What to produce — Every line below that includes "Average" counts toward the total. Report that total alone.

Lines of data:
-.-.-
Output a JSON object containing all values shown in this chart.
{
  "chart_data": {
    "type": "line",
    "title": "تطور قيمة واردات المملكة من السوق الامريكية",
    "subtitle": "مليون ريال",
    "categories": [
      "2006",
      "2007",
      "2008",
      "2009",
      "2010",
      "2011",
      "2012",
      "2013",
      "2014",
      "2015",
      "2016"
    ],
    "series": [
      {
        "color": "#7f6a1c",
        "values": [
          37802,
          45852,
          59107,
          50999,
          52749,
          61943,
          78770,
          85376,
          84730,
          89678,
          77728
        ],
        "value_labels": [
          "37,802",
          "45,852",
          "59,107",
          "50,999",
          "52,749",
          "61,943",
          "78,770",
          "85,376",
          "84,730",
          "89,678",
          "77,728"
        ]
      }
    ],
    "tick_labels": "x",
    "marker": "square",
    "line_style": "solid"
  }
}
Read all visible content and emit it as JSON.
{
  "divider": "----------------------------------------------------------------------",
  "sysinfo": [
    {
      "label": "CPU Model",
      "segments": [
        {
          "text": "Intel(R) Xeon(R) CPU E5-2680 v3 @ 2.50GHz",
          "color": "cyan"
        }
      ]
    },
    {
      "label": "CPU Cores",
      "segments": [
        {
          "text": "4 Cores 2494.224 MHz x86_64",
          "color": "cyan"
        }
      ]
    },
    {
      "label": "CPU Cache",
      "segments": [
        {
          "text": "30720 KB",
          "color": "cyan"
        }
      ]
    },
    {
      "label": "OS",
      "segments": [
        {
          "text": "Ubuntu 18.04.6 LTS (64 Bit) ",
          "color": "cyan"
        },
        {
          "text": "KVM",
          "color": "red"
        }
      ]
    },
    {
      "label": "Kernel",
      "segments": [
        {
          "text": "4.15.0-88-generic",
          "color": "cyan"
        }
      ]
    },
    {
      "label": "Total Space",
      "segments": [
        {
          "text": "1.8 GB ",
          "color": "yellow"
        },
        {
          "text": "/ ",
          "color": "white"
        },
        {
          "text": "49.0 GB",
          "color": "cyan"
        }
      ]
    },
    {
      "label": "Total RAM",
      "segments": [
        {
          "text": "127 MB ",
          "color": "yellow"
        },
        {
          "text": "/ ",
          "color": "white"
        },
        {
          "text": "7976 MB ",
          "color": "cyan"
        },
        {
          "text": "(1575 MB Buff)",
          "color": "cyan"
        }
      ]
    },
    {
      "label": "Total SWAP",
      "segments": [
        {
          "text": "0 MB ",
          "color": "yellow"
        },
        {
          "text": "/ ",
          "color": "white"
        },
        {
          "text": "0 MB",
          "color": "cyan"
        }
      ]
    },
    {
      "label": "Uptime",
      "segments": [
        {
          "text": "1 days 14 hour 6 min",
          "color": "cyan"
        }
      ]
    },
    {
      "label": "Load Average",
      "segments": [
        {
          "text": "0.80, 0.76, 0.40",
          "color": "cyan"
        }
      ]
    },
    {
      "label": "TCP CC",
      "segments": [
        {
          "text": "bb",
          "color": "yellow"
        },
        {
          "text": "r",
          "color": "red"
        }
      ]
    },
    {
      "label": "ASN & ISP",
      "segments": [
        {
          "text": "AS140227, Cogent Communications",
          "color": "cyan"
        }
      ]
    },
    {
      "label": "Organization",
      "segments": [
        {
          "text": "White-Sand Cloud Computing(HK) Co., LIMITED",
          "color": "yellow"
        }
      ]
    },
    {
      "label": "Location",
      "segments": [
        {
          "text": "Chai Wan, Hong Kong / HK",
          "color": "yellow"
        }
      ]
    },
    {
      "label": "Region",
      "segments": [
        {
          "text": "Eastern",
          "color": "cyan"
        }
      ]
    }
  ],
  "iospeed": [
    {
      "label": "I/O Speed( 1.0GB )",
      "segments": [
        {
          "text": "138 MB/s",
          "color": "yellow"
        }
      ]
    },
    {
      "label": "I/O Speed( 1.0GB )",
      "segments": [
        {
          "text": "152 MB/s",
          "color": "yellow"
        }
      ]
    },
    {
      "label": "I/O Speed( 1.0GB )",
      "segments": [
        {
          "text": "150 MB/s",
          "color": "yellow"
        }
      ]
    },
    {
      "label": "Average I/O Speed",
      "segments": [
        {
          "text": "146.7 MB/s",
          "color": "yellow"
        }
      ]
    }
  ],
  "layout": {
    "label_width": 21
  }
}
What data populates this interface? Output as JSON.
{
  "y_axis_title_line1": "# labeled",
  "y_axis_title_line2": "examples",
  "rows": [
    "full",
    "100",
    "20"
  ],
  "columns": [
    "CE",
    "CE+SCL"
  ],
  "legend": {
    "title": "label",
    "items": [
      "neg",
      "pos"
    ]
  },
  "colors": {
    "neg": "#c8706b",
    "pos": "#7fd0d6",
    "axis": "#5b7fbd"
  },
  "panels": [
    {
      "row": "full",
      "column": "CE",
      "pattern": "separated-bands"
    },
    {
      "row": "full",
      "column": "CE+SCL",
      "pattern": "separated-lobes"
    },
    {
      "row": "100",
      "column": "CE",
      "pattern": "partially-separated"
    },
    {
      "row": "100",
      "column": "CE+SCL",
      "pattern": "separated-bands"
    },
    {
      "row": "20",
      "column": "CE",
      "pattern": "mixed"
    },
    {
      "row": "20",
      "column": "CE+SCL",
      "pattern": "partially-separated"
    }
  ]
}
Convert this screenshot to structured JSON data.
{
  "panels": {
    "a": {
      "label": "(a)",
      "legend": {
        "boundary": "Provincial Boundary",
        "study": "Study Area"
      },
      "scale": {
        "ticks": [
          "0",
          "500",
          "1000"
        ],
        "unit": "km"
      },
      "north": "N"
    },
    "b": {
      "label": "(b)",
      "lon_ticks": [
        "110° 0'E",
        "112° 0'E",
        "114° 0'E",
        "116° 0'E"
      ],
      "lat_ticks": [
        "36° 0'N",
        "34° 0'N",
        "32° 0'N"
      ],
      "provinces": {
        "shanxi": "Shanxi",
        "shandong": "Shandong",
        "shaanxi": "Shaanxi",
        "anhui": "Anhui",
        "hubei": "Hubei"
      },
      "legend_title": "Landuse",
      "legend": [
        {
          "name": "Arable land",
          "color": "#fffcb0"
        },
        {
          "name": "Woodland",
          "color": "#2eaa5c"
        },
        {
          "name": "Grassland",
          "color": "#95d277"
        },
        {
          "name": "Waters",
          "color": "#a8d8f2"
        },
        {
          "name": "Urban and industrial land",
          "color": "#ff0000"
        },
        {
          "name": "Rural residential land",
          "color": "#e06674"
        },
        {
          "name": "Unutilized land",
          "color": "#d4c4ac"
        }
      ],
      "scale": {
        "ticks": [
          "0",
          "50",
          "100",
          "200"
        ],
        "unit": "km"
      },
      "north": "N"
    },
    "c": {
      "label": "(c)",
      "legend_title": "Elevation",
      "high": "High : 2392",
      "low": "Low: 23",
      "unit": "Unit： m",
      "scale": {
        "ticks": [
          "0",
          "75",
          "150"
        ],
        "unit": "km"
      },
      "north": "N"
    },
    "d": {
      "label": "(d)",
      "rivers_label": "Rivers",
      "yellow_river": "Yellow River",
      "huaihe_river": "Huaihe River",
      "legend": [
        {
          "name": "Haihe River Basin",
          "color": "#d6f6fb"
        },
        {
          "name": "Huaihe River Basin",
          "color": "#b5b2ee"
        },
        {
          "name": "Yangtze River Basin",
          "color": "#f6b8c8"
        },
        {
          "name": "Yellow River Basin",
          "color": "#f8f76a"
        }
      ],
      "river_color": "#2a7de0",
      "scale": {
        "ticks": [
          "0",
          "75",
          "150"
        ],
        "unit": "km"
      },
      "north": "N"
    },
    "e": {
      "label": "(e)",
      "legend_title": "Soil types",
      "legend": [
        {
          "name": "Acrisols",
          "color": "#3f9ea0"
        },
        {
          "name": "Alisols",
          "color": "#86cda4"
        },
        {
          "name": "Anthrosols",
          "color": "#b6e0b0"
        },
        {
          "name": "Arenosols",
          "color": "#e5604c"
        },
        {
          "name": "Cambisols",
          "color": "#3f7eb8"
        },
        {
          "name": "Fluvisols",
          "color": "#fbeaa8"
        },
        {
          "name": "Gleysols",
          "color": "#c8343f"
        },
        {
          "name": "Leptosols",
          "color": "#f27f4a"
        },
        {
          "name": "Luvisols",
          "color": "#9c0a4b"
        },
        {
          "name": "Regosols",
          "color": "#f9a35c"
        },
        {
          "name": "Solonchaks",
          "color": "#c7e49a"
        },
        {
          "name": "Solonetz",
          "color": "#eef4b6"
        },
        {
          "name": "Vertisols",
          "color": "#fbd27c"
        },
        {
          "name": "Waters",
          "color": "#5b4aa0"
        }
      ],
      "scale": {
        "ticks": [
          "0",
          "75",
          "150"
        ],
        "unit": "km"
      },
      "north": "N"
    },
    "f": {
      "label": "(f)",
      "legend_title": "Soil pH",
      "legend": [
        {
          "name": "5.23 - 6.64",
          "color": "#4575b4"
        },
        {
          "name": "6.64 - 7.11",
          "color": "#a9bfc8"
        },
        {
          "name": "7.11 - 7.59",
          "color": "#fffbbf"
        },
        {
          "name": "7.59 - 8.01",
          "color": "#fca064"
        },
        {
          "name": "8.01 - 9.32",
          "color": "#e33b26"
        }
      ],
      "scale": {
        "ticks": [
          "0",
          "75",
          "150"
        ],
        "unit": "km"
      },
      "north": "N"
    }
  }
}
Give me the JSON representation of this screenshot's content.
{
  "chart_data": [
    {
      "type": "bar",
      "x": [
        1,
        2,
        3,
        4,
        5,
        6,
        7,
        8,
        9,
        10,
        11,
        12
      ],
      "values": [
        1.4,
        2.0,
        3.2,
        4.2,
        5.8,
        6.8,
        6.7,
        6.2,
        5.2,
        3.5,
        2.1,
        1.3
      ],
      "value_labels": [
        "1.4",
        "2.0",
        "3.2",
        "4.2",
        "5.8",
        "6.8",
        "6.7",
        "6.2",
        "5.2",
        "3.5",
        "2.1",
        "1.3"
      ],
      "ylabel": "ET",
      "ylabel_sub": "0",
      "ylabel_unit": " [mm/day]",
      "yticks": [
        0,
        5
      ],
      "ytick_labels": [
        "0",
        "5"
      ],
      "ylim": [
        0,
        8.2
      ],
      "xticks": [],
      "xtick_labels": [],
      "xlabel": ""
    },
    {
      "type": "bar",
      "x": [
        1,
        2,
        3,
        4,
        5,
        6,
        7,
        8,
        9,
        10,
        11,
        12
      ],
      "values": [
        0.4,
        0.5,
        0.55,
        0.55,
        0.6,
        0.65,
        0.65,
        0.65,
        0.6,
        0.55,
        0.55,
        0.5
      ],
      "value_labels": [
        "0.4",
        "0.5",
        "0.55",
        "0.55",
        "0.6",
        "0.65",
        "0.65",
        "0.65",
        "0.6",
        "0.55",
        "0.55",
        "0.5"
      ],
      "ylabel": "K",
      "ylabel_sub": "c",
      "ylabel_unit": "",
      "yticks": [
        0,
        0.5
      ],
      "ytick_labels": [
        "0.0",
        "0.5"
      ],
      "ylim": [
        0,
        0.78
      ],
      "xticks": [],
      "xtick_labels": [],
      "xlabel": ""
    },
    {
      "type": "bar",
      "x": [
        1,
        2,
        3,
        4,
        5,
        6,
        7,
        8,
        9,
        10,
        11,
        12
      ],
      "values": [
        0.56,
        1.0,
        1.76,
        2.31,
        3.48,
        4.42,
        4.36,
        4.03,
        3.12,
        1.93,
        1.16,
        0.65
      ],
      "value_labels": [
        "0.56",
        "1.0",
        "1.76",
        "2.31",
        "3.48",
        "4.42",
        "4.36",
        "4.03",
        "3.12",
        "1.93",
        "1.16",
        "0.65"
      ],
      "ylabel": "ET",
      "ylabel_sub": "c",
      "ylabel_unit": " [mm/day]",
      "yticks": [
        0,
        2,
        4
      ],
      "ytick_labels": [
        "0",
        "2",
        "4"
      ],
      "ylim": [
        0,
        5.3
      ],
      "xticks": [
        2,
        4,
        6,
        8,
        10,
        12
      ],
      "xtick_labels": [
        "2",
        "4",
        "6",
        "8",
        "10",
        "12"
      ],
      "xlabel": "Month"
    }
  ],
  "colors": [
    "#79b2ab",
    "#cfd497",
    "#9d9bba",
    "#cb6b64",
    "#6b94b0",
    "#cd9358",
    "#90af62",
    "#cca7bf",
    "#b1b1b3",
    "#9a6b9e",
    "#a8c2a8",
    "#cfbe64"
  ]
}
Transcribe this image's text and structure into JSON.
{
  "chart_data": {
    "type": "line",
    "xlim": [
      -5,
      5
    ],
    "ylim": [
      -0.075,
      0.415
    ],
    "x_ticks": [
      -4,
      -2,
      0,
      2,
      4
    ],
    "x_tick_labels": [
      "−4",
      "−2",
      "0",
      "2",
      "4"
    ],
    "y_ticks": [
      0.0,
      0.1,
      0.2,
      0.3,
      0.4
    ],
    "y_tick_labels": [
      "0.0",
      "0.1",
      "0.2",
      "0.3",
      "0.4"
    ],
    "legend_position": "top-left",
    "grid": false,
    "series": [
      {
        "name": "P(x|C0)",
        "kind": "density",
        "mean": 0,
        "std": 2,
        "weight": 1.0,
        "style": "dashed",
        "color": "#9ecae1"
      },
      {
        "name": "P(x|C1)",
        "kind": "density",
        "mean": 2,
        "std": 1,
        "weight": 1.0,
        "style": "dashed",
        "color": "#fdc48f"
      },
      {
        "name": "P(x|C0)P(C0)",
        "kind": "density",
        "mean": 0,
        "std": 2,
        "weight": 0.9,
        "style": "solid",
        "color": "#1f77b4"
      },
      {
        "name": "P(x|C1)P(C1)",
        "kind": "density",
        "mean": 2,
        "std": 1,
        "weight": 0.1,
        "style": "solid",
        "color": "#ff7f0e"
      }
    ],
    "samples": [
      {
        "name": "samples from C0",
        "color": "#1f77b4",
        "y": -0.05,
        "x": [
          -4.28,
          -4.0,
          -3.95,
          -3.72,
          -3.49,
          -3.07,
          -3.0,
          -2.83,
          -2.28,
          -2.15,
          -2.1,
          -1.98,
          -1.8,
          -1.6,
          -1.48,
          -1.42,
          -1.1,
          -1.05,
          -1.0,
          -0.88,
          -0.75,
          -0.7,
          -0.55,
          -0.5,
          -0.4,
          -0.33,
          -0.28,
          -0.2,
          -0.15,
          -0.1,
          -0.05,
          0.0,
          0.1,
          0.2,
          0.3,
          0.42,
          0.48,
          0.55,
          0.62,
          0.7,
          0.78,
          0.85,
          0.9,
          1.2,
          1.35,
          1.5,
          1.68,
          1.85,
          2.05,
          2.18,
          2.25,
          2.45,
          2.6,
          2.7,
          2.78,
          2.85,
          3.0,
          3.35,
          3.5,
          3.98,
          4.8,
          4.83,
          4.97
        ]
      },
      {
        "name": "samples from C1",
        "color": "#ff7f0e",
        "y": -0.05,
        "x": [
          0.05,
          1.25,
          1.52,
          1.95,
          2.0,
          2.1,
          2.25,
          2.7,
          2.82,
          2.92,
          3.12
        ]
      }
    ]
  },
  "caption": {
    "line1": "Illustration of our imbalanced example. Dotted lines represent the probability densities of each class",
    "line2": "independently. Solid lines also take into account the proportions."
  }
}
-.-.-
Solution to this task — 2